EXERCISE MATERIALS
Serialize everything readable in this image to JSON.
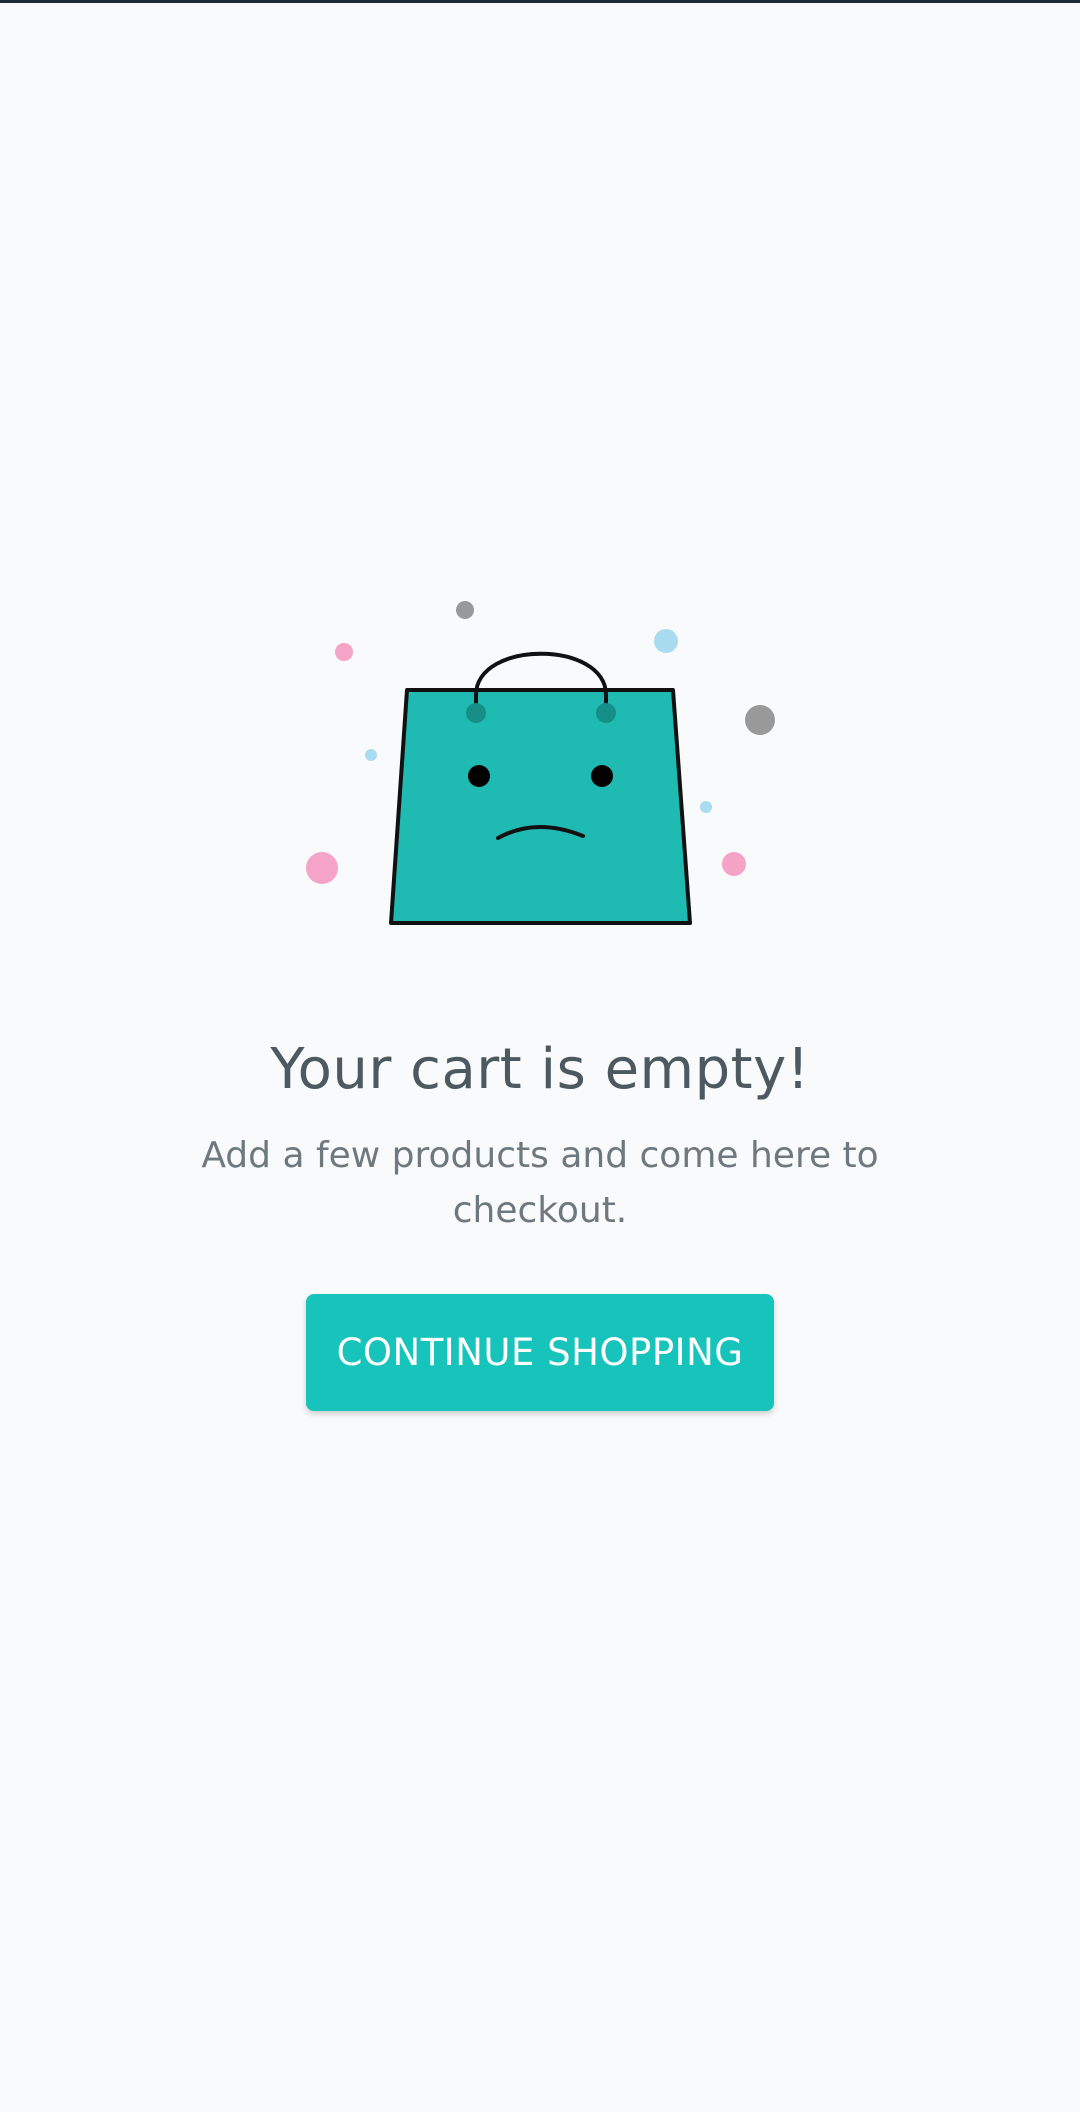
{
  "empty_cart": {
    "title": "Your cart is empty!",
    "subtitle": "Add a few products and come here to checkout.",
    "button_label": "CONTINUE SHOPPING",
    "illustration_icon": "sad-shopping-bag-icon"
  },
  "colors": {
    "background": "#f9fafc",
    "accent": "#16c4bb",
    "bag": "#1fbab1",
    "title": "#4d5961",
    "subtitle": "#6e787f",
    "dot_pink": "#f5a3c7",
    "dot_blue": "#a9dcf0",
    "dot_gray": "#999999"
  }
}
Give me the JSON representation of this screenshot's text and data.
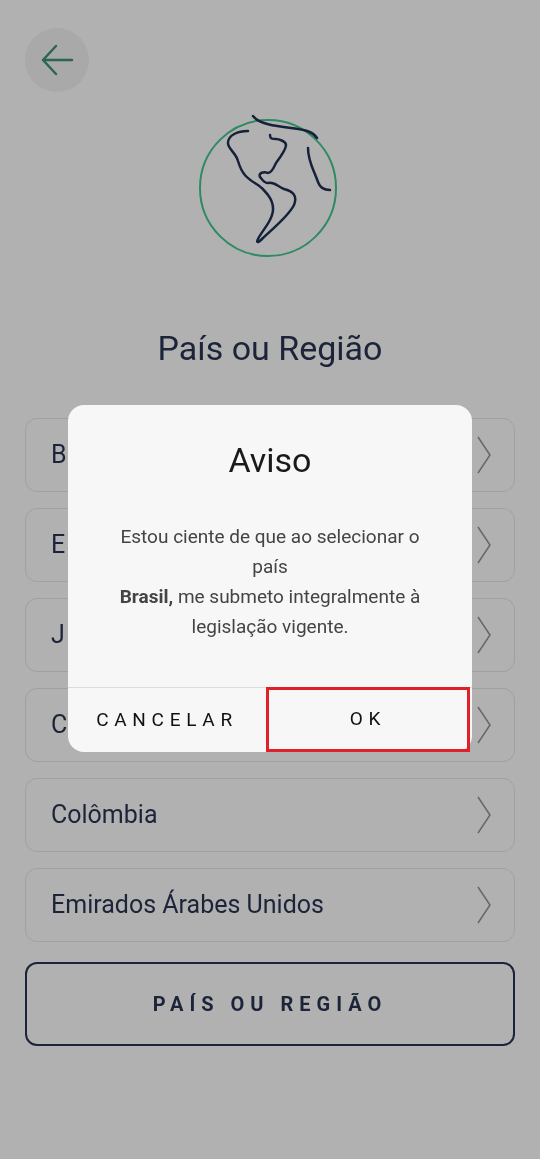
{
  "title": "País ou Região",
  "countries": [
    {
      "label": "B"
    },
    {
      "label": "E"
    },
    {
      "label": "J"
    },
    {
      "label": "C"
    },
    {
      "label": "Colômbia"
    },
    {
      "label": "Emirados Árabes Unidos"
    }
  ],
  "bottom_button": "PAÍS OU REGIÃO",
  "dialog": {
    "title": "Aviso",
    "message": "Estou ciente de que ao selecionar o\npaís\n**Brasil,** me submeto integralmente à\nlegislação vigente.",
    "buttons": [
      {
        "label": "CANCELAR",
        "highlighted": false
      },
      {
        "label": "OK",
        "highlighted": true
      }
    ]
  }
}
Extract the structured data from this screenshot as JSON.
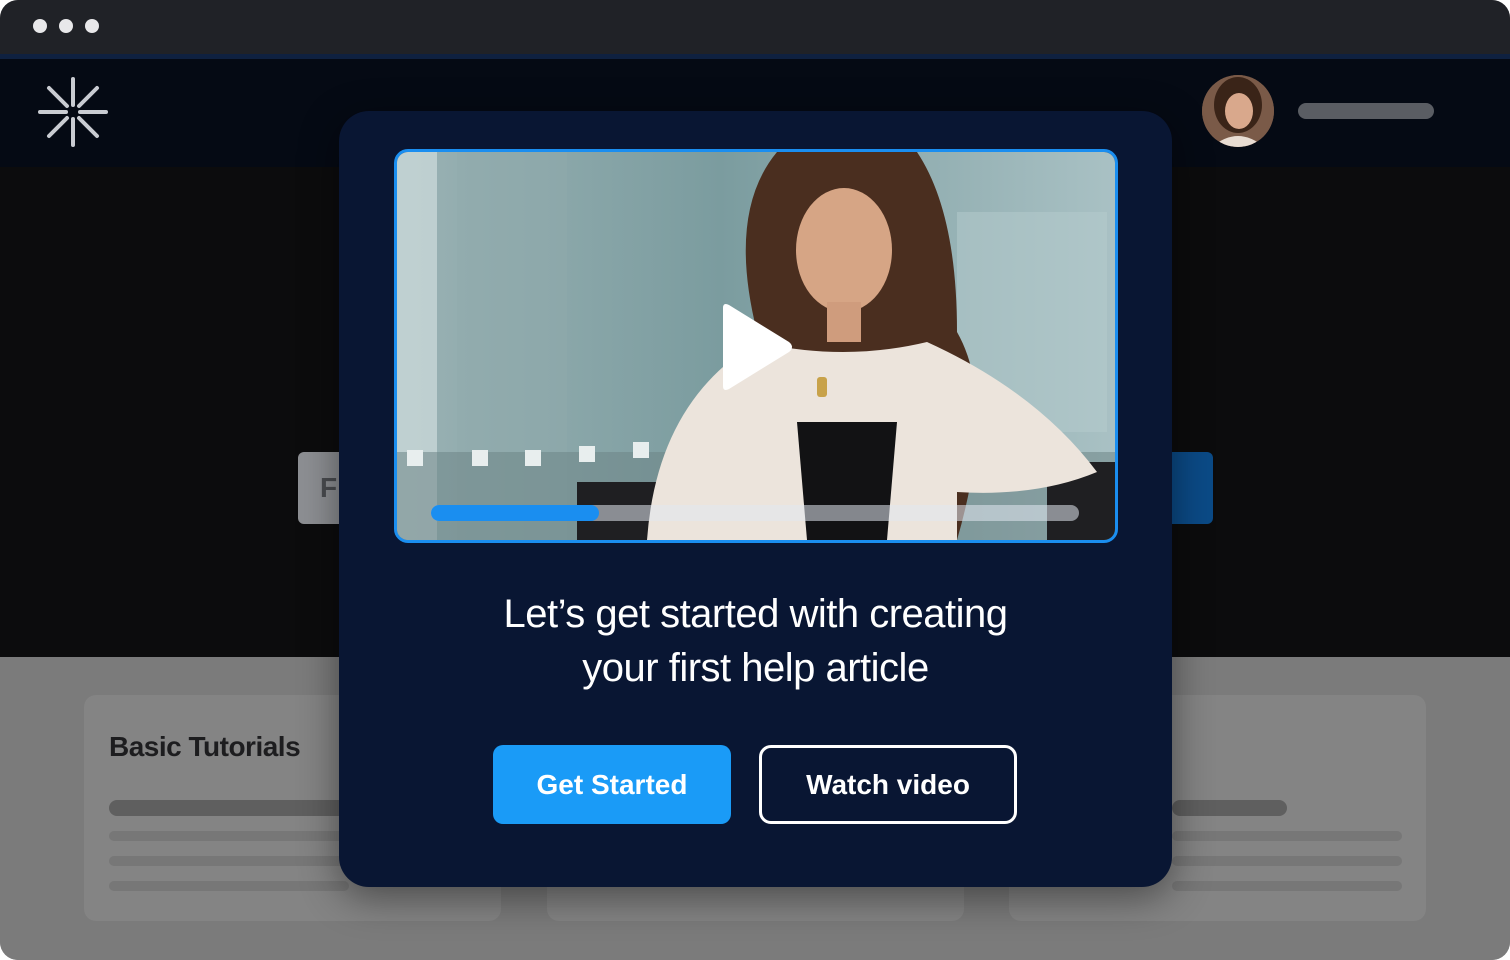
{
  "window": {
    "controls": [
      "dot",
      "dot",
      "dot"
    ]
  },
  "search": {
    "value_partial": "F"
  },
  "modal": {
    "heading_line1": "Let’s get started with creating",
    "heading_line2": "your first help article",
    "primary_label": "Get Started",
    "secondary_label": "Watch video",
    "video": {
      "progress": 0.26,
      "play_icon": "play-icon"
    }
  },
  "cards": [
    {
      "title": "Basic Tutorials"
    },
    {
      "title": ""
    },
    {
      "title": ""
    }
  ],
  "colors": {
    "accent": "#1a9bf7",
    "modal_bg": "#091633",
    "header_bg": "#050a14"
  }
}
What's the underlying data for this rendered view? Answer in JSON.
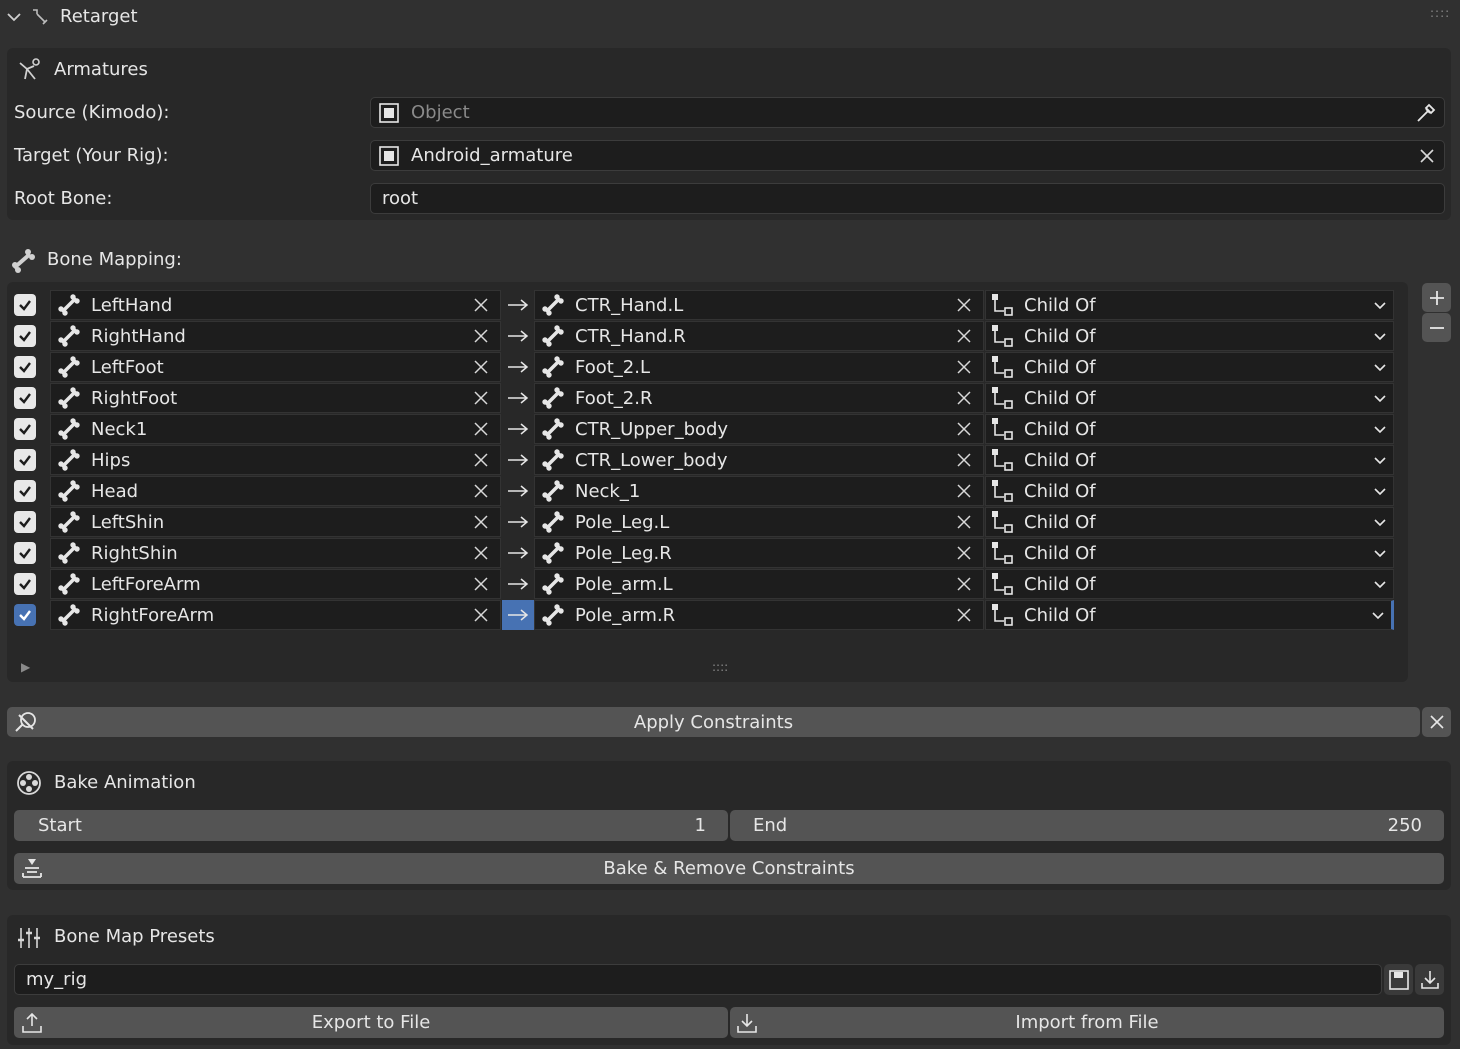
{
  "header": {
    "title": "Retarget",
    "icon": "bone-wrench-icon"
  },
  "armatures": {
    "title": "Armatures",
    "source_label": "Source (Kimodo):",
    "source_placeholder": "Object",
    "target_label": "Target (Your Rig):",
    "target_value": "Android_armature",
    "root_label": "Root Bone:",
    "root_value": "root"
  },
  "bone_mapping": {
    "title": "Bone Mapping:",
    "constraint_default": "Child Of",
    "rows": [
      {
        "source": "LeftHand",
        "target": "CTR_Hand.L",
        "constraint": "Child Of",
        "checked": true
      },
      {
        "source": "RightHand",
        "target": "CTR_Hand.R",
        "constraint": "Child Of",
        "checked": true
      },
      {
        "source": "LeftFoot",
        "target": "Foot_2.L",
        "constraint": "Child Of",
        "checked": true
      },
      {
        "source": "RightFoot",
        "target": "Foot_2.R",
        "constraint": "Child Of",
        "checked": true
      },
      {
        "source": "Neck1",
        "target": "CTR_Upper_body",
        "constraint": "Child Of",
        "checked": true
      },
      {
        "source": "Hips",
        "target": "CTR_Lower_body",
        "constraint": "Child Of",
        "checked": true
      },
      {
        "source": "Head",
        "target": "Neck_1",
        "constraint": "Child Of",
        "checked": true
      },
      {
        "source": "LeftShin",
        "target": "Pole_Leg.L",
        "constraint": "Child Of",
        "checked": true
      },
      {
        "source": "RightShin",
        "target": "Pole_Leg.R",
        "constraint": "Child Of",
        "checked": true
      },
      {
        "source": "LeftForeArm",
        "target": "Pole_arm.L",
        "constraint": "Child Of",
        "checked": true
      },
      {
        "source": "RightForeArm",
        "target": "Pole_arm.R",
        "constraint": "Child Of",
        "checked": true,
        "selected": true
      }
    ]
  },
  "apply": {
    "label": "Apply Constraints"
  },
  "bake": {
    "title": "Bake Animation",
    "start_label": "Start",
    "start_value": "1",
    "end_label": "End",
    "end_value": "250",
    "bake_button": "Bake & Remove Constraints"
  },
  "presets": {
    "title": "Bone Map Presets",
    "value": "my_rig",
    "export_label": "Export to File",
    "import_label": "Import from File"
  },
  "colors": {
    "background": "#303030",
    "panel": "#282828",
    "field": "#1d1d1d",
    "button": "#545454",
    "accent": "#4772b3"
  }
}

WHAT THE TASK REQUIRES
Extract all lines containing the word "accent".

RESULT
    "accent": "#16c4bb",
    "accent": "#1a9bf7",
    "accent": "#4772b3"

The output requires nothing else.